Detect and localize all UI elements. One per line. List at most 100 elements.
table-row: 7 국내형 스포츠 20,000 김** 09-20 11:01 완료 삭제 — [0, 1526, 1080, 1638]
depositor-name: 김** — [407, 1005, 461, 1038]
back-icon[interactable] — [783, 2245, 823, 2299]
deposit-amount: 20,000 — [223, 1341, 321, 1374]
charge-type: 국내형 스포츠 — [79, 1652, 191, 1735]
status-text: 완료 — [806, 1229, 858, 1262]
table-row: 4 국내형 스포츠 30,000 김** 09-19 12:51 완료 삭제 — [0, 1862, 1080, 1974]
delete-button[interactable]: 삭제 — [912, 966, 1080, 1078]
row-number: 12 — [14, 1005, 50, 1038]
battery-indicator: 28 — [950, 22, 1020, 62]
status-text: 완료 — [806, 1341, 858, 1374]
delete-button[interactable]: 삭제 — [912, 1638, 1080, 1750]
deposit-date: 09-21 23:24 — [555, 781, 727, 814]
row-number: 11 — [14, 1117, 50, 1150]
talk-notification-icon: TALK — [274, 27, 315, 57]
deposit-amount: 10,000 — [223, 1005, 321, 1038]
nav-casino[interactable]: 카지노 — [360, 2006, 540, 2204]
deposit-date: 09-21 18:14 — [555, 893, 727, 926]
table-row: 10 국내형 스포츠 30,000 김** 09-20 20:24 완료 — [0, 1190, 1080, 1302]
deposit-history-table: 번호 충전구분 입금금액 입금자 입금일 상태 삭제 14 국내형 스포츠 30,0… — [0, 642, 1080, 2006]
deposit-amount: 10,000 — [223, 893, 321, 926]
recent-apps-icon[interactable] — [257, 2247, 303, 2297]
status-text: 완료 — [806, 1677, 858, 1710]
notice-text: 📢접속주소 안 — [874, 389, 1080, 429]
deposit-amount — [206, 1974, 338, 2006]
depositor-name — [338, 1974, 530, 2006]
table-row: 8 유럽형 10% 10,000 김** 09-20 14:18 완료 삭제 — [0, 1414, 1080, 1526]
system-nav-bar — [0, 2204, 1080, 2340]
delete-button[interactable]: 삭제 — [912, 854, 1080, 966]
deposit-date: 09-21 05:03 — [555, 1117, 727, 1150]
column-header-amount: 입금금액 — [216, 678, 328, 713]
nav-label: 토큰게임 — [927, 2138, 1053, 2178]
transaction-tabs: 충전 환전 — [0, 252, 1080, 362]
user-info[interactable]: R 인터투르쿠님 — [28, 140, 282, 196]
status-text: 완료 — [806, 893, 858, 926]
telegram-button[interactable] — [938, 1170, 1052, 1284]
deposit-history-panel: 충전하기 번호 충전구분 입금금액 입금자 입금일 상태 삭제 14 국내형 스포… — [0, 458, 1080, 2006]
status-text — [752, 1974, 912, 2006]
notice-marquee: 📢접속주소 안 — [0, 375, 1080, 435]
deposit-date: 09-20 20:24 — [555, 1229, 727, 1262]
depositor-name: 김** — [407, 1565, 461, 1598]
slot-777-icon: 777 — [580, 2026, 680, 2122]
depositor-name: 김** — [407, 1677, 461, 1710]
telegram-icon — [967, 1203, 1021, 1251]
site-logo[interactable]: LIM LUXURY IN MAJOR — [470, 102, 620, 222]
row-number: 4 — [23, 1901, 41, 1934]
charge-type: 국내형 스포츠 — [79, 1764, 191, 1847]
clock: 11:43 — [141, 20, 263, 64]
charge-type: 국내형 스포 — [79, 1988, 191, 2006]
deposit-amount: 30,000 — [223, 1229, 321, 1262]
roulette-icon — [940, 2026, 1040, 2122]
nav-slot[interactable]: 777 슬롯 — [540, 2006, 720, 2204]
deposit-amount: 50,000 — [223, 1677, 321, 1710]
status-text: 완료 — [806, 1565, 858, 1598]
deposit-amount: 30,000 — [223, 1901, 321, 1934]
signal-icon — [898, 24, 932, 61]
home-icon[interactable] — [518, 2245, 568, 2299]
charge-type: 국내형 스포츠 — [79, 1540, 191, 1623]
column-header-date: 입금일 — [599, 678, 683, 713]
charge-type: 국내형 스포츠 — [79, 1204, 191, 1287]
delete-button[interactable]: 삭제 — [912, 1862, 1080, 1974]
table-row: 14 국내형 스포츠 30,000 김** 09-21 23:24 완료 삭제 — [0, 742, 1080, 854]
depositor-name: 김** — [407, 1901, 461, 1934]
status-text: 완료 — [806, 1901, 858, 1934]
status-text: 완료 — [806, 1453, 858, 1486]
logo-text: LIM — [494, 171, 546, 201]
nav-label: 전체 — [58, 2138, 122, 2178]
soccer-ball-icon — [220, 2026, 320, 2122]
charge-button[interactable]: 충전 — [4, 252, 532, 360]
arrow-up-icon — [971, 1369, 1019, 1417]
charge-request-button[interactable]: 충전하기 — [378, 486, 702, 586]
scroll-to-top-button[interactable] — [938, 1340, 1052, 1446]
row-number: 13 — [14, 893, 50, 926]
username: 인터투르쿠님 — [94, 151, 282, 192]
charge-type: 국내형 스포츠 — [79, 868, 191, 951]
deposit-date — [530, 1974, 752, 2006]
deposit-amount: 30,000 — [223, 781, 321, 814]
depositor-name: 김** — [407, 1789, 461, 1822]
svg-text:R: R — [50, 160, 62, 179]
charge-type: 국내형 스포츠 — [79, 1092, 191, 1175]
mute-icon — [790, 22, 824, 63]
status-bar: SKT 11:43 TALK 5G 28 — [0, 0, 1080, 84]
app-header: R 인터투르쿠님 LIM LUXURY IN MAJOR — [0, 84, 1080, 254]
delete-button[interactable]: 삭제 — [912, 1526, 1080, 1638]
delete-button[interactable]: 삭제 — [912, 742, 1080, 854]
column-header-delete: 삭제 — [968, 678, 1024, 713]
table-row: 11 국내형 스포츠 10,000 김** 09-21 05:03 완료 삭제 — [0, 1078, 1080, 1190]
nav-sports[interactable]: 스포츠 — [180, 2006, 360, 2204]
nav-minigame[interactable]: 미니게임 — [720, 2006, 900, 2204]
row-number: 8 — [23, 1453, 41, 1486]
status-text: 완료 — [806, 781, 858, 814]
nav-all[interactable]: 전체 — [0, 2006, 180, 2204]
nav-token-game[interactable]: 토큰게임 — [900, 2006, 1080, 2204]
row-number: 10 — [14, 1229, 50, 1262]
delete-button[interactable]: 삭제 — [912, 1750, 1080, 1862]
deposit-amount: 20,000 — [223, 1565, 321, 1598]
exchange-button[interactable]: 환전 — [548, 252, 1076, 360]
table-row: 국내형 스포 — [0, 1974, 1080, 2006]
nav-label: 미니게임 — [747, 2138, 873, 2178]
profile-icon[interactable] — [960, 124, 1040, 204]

------

> Task brief
Recast the listing, from its first line through the line containing "deposit-date: 09-21 23:24" (inclusive), as a JSON list of strings with one string per line and no blank lines.

> Output below
[
  "Detect and localize all UI elements. One per line. List at most 100 elements.",
  "table-row: 7 국내형 스포츠 20,000 김** 09-20 11:01 완료 삭제 — [0, 1526, 1080, 1638]",
  "depositor-name: 김** — [407, 1005, 461, 1038]",
  "back-icon[interactable] — [783, 2245, 823, 2299]",
  "deposit-amount: 20,000 — [223, 1341, 321, 1374]",
  "charge-type: 국내형 스포츠 — [79, 1652, 191, 1735]",
  "status-text: 완료 — [806, 1229, 858, 1262]",
  "table-row: 4 국내형 스포츠 30,000 김** 09-19 12:51 완료 삭제 — [0, 1862, 1080, 1974]",
  "delete-button[interactable]: 삭제 — [912, 966, 1080, 1078]",
  "row-number: 12 — [14, 1005, 50, 1038]",
  "battery-indicator: 28 — [950, 22, 1020, 62]",
  "status-text: 완료 — [806, 1341, 858, 1374]",
  "delete-button[interactable]: 삭제 — [912, 1638, 1080, 1750]",
  "deposit-date: 09-21 23:24 — [555, 781, 727, 814]"
]